■ GIVEN RECORDS
● ● ● ● ●
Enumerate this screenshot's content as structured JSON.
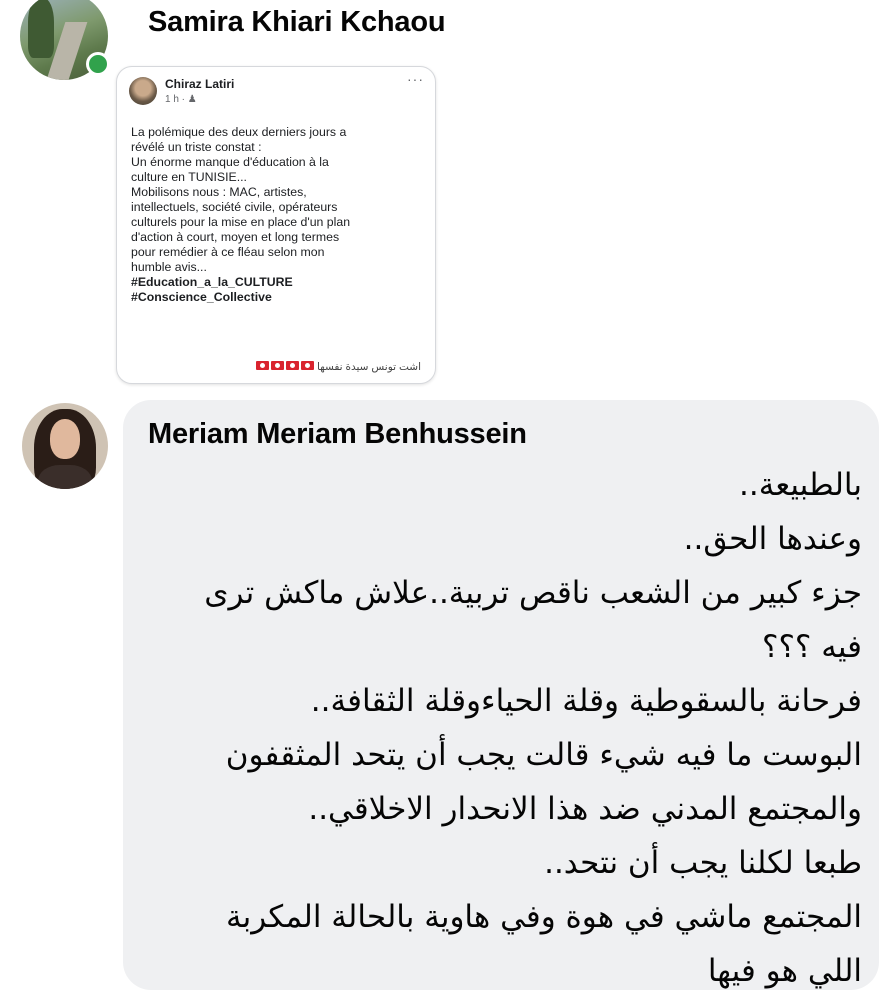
{
  "comments": [
    {
      "author": "Samira Khiari Kchaou",
      "online": true,
      "attachment": {
        "author": "Chiraz Latiri",
        "meta": "1 h · ",
        "audience_icon": "friends-icon",
        "more_label": "···",
        "body_lines": [
          "La polémique des deux derniers jours a",
          "révélé un triste constat  :",
          "Un énorme manque  d'éducation à la",
          "culture  en TUNISIE...",
          "Mobilisons nous : MAC, artistes,",
          "intellectuels, société civile, opérateurs",
          "culturels pour la mise en place d'un plan",
          "d'action à court, moyen et long termes",
          "pour remédier à ce fléau selon mon",
          "humble avis..."
        ],
        "hashtags": [
          "#Education_a_la_CULTURE",
          "#Conscience_Collective"
        ],
        "footer_text": "اشت تونس سيدة نفسها",
        "footer_flags": "tunisia-flag-icons"
      }
    },
    {
      "author": "Meriam Meriam Benhussein",
      "text_lines": [
        "بالطبيعة..",
        "وعندها الحق..",
        "جزء كبير من الشعب ناقص تربية..علاش ماكش ترى",
        "فيه ؟؟؟",
        "فرحانة بالسقوطية وقلة الحياءوقلة الثقافة..",
        "البوست ما فيه شيء قالت يجب أن يتحد المثقفون",
        "والمجتمع المدني ضد هذا الانحدار الاخلاقي..",
        "طبعا لكلنا يجب أن نتحد..",
        "المجتمع ماشي في هوة وفي هاوية بالحالة المكربة",
        "اللي هو فيها"
      ]
    }
  ],
  "colors": {
    "online": "#31a24c",
    "bubble": "#eff0f2",
    "flag": "#d9232e"
  }
}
● ● ● ● ●
■ WORK TO DO
Set each line of the records down exactly, leaving every picture out.

■ TASK RESULT
Enumerate this screenshot's content as structured JSON.
{
  "comments": [
    {
      "author": "Samira Khiari Kchaou",
      "online": true,
      "attachment": {
        "author": "Chiraz Latiri",
        "meta": "1 h · ",
        "audience_icon": "friends-icon",
        "more_label": "···",
        "body_lines": [
          "La polémique des deux derniers jours a",
          "révélé un triste constat  :",
          "Un énorme manque  d'éducation à la",
          "culture  en TUNISIE...",
          "Mobilisons nous : MAC, artistes,",
          "intellectuels, société civile, opérateurs",
          "culturels pour la mise en place d'un plan",
          "d'action à court, moyen et long termes",
          "pour remédier à ce fléau selon mon",
          "humble avis..."
        ],
        "hashtags": [
          "#Education_a_la_CULTURE",
          "#Conscience_Collective"
        ],
        "footer_text": "اشت تونس سيدة نفسها",
        "footer_flags": "tunisia-flag-icons"
      }
    },
    {
      "author": "Meriam Meriam Benhussein",
      "text_lines": [
        "بالطبيعة..",
        "وعندها الحق..",
        "جزء كبير من الشعب ناقص تربية..علاش ماكش ترى",
        "فيه ؟؟؟",
        "فرحانة بالسقوطية وقلة الحياءوقلة الثقافة..",
        "البوست ما فيه شيء قالت يجب أن يتحد المثقفون",
        "والمجتمع المدني ضد هذا الانحدار الاخلاقي..",
        "طبعا لكلنا يجب أن نتحد..",
        "المجتمع ماشي في هوة وفي هاوية بالحالة المكربة",
        "اللي هو فيها"
      ]
    }
  ],
  "colors": {
    "online": "#31a24c",
    "bubble": "#eff0f2",
    "flag": "#d9232e"
  }
}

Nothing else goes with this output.